__Trecho__.
•••
Enquanto Ele assim falava, uma mulher levantou a voz do meio
do povo e disse-lhe: “Bem-aventurado o ventre que te trouxe e os peitos que te
amamentaram!” Mas Jesus replicou-lhe: “Antes bem-aventurados aqueles que ouvem
a palavra de Deus e a guardam” (Lc 11, 27-28).
Num primeiro momento, as palavras de Jesus que acabamos de
escutar poderiam dar-nos a impressão de contrariarem a devoção a Nossa Senhora.
O Senhor parece querer dizer-nos: “Não louveis o homem; não é o parentesco de
sangue que conta, mas somente o cumprimento da palavra em unidade de espírito e
de coração”. Se, porém, ouvirmos essas palavras no contexto do Evangelho
inteiro, abrem-se para nós perspectivas novas e surpreendentes que nos permitem
chegar ao próprio fundo do qual brota a devoção a Maria e às orientações que
daí decorrem.
Maria, a “Profetisa”
Em São Lucas, a frase de Jesus ao declarar bem-aventurados
os que ouvem a palavra de Deus (Lc 11, 28) corresponde exatamente à saudação de
Isabel: “Bem-aventurada és tu que creste” (Lc 1, 45). E essa íntima vinculação
ainda se vê reforçada por dois versículos em que o Evangelista diz: Maria
guardava todas essas palavras, meditando-as no seu coração (Lc 2, 19 e 51);
Nossa Senhora relacionava-as, ponderava-as e aprofundava no seu significado.
•••
(Listagens de regiões e rótulos)
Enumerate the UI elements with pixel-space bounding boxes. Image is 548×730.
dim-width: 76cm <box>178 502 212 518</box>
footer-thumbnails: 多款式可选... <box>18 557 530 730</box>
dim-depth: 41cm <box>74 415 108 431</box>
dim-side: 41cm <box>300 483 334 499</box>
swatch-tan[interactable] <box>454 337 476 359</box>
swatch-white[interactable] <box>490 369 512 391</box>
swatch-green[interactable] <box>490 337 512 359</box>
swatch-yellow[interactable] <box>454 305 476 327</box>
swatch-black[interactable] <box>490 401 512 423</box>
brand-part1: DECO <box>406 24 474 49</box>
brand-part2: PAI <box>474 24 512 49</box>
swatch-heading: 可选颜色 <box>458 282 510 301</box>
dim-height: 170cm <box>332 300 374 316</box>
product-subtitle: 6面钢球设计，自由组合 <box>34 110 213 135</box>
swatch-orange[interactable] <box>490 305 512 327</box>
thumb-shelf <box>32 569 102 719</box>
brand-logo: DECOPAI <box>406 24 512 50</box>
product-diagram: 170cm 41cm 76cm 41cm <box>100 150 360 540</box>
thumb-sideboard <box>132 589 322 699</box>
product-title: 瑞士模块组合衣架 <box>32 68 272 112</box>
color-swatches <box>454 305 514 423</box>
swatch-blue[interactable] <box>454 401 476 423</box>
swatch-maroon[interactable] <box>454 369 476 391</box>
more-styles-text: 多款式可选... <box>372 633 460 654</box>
•••
__Exercícios__.
**a)** Copie sem alterações a parte do trecho que vai de “Enquanto Ele assim” a “(Lc 11, 27-28).”.
**b)** Liste todas as referências bíblicas que o trecho indica entre parênteses.

__Gabarito__.
**a)**
Enquanto Ele assim falava, uma mulher levantou a voz do meio
do povo e disse-lhe: “Bem-aventurado o ventre que te trouxe e os peitos que te
amamentaram!” Mas Jesus replicou-lhe: “Antes bem-aventurados aqueles que ouvem
a palavra de Deus e a guardam” (Lc 11, 27-28).

**b)**
Lc 11, 27-28
Lc 11, 28
Lc 1, 45
Lc 2, 19 e 51